**Work required:** Starting at the top of the listing and ending at the line that contains "more-options-icon — [661, 100, 673, 134]", rewrite those lines with "question-word" changed to "prompt-word" and nothing else altered.

**Records provided:**
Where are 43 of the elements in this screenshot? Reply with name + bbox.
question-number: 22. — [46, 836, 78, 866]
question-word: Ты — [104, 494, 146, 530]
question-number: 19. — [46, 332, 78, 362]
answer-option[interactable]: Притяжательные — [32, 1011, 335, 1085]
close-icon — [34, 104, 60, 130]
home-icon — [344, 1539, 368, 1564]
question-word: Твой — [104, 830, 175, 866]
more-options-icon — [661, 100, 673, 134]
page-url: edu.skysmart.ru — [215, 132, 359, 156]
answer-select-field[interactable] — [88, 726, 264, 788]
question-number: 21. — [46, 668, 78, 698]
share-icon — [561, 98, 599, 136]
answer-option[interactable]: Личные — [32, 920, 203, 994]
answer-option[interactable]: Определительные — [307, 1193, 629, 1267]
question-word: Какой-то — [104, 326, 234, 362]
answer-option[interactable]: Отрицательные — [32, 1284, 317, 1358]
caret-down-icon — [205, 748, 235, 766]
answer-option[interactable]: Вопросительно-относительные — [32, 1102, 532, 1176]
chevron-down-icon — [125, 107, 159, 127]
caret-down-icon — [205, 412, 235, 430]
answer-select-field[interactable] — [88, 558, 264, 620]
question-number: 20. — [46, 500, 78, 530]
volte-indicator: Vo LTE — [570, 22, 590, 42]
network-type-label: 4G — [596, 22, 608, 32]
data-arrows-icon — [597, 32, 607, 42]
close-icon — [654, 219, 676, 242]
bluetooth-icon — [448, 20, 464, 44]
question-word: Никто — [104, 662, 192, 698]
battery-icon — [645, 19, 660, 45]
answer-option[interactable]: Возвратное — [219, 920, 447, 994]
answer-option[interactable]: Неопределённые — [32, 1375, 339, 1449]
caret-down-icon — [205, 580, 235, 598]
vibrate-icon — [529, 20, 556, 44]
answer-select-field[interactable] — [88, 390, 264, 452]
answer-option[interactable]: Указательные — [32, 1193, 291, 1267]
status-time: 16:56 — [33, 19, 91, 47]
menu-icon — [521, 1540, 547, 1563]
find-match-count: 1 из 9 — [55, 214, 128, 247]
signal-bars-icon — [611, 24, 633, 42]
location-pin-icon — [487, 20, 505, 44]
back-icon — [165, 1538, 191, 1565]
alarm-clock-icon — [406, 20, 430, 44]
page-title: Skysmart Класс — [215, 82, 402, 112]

**Complete response:**
Where are 43 of the elements in this screenshot? Reply with name + bbox.
question-number: 22. — [46, 836, 78, 866]
prompt-word: Ты — [104, 494, 146, 530]
question-number: 19. — [46, 332, 78, 362]
answer-option[interactable]: Притяжательные — [32, 1011, 335, 1085]
close-icon — [34, 104, 60, 130]
home-icon — [344, 1539, 368, 1564]
prompt-word: Твой — [104, 830, 175, 866]
more-options-icon — [661, 100, 673, 134]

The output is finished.